Extract every entry word for word.
** begin Information supplied **
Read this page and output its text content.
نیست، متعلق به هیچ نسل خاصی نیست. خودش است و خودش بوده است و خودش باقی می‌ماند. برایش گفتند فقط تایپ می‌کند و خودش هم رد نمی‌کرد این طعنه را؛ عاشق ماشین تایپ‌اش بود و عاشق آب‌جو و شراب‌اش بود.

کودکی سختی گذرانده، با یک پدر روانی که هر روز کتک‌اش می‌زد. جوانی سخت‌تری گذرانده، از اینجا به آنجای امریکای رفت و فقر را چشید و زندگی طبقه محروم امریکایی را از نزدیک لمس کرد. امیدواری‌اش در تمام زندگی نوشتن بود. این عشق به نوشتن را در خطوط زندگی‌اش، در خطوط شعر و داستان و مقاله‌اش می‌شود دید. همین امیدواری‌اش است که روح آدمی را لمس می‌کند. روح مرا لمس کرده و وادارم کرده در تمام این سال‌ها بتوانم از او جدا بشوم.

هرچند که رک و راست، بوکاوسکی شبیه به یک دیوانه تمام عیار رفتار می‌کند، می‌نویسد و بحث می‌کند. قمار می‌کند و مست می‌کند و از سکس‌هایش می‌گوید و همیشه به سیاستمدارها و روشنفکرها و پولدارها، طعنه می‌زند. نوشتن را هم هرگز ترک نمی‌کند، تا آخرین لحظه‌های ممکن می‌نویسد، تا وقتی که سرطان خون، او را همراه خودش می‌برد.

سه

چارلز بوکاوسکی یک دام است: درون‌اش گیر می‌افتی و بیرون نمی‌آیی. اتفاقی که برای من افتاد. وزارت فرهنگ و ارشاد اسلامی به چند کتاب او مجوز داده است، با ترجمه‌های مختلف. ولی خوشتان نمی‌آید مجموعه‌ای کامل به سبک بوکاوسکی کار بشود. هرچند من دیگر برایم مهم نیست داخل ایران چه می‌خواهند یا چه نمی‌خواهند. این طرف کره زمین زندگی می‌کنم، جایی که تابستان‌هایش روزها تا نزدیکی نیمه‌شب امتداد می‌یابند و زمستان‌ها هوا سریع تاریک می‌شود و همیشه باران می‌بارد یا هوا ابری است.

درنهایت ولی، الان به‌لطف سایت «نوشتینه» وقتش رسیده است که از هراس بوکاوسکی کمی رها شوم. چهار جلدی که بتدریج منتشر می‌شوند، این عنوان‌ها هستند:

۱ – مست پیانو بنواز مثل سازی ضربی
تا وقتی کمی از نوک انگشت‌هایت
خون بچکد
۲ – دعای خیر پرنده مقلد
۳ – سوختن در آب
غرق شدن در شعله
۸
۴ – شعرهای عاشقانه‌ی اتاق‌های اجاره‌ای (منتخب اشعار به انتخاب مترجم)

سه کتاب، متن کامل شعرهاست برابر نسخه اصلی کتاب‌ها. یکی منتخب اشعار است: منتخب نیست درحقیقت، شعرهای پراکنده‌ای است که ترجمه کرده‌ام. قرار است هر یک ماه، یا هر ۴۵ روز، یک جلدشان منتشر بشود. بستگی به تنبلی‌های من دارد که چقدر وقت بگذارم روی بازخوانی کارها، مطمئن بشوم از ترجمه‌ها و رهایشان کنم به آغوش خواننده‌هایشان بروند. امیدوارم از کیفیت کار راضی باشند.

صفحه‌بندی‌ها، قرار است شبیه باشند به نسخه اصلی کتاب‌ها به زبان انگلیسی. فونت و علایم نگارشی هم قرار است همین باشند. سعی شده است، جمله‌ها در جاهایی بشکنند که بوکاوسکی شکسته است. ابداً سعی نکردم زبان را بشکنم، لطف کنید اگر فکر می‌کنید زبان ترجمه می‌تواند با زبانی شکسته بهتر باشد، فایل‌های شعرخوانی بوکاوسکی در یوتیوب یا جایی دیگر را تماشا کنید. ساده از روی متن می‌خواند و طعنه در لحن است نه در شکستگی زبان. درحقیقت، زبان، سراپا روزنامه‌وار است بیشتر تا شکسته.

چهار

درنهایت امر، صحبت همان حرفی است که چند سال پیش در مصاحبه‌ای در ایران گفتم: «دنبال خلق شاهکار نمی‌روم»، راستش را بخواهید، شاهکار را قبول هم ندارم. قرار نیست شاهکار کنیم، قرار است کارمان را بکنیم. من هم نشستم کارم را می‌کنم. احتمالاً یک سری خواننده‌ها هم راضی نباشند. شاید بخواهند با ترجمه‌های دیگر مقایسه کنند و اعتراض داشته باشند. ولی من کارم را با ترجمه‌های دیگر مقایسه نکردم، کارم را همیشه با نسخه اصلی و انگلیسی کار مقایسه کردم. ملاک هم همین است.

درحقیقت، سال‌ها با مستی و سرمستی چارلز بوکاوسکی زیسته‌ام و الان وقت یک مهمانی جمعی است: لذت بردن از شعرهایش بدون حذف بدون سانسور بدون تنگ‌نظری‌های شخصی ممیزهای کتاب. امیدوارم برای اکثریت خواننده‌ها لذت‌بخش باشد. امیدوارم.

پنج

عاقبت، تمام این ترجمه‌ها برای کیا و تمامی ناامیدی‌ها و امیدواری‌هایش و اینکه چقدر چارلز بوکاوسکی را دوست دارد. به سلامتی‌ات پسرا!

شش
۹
** end Information supplied **
* Task answer
Read this page and output its text content.
نیست، متعلق به هیچ نسل خاصی نیست. خودش است و خودش بوده است و خودش باقی می‌ماند. برایش گفتند فقط تایپ می‌کند و خودش هم رد نمی‌کرد این طعنه را؛ عاشق ماشین تایپ‌اش بود و عاشق آب‌جو و شراب‌اش بود.

کودکی سختی گذرانده، با یک پدر روانی که هر روز کتک‌اش می‌زد. جوانی سخت‌تری گذرانده، از اینجا به آنجای امریکای رفت و فقر را چشید و زندگی طبقه محروم امریکایی را از نزدیک لمس کرد. امیدواری‌اش در تمام زندگی نوشتن بود. این عشق به نوشتن را در خطوط زندگی‌اش، در خطوط شعر و داستان و مقاله‌اش می‌شود دید. همین امیدواری‌اش است که روح آدمی را لمس می‌کند. روح مرا لمس کرده و وادارم کرده در تمام این سال‌ها بتوانم از او جدا بشوم.

هرچند که رک و راست، بوکاوسکی شبیه به یک دیوانه تمام عیار رفتار می‌کند، می‌نویسد و بحث می‌کند. قمار می‌کند و مست می‌کند و از سکس‌هایش می‌گوید و همیشه به سیاستمدارها و روشنفکرها و پولدارها، طعنه می‌زند. نوشتن را هم هرگز ترک نمی‌کند، تا آخرین لحظه‌های ممکن می‌نویسد، تا وقتی که سرطان خون، او را همراه خودش می‌برد.

سه

چارلز بوکاوسکی یک دام است: درون‌اش گیر می‌افتی و بیرون نمی‌آیی. اتفاقی که برای من افتاد. وزارت فرهنگ و ارشاد اسلامی به چند کتاب او مجوز داده است، با ترجمه‌های مختلف. ولی خوشتان نمی‌آید مجموعه‌ای کامل به سبک بوکاوسکی کار بشود. هرچند من دیگر برایم مهم نیست داخل ایران چه می‌خواهند یا چه نمی‌خواهند. این طرف کره زمین زندگی می‌کنم، جایی که تابستان‌هایش روزها تا نزدیکی نیمه‌شب امتداد می‌یابند و زمستان‌ها هوا سریع تاریک می‌شود و همیشه باران می‌بارد یا هوا ابری است.

درنهایت ولی، الان به‌لطف سایت «نوشتینه» وقتش رسیده است که از هراس بوکاوسکی کمی رها شوم. چهار جلدی که بتدریج منتشر می‌شوند، این عنوان‌ها هستند:

۱ – مست پیانو بنواز مثل سازی ضربی
تا وقتی کمی از نوک انگشت‌هایت
خون بچکد
۲ – دعای خیر پرنده مقلد
۳ – سوختن در آب
غرق شدن در شعله
۸
۴ – شعرهای عاشقانه‌ی اتاق‌های اجاره‌ای (منتخب اشعار به انتخاب مترجم)

سه کتاب، متن کامل شعرهاست برابر نسخه اصلی کتاب‌ها. یکی منتخب اشعار است: منتخب نیست درحقیقت، شعرهای پراکنده‌ای است که ترجمه کرده‌ام. قرار است هر یک ماه، یا هر ۴۵ روز، یک جلدشان منتشر بشود. بستگی به تنبلی‌های من دارد که چقدر وقت بگذارم روی بازخوانی کارها، مطمئن بشوم از ترجمه‌ها و رهایشان کنم به آغوش خواننده‌هایشان بروند. امیدوارم از کیفیت کار راضی باشند.

صفحه‌بندی‌ها، قرار است شبیه باشند به نسخه اصلی کتاب‌ها به زبان انگلیسی. فونت و علایم نگارشی هم قرار است همین باشند. سعی شده است، جمله‌ها در جاهایی بشکنند که بوکاوسکی شکسته است. ابداً سعی نکردم زبان را بشکنم، لطف کنید اگر فکر می‌کنید زبان ترجمه می‌تواند با زبانی شکسته بهتر باشد، فایل‌های شعرخوانی بوکاوسکی در یوتیوب یا جایی دیگر را تماشا کنید. ساده از روی متن می‌خواند و طعنه در لحن است نه در شکستگی زبان. درحقیقت، زبان، سراپا روزنامه‌وار است بیشتر تا شکسته.

چهار

درنهایت امر، صحبت همان حرفی است که چند سال پیش در مصاحبه‌ای در ایران گفتم: «دنبال خلق شاهکار نمی‌روم»، راستش را بخواهید، شاهکار را قبول هم ندارم. قرار نیست شاهکار کنیم، قرار است کارمان را بکنیم. من هم نشستم کارم را می‌کنم. احتمالاً یک سری خواننده‌ها هم راضی نباشند. شاید بخواهند با ترجمه‌های دیگر مقایسه کنند و اعتراض داشته باشند. ولی من کارم را با ترجمه‌های دیگر مقایسه نکردم، کارم را همیشه با نسخه اصلی و انگلیسی کار مقایسه کردم. ملاک هم همین است.

درحقیقت، سال‌ها با مستی و سرمستی چارلز بوکاوسکی زیسته‌ام و الان وقت یک مهمانی جمعی است: لذت بردن از شعرهایش بدون حذف بدون سانسور بدون تنگ‌نظری‌های شخصی ممیزهای کتاب. امیدوارم برای اکثریت خواننده‌ها لذت‌بخش باشد. امیدوارم.

پنج

عاقبت، تمام این ترجمه‌ها برای کیا و تمامی ناامیدی‌ها و امیدواری‌هایش و اینکه چقدر چارلز بوکاوسکی را دوست دارد. به سلامتی‌ات پسرا!

شش
۹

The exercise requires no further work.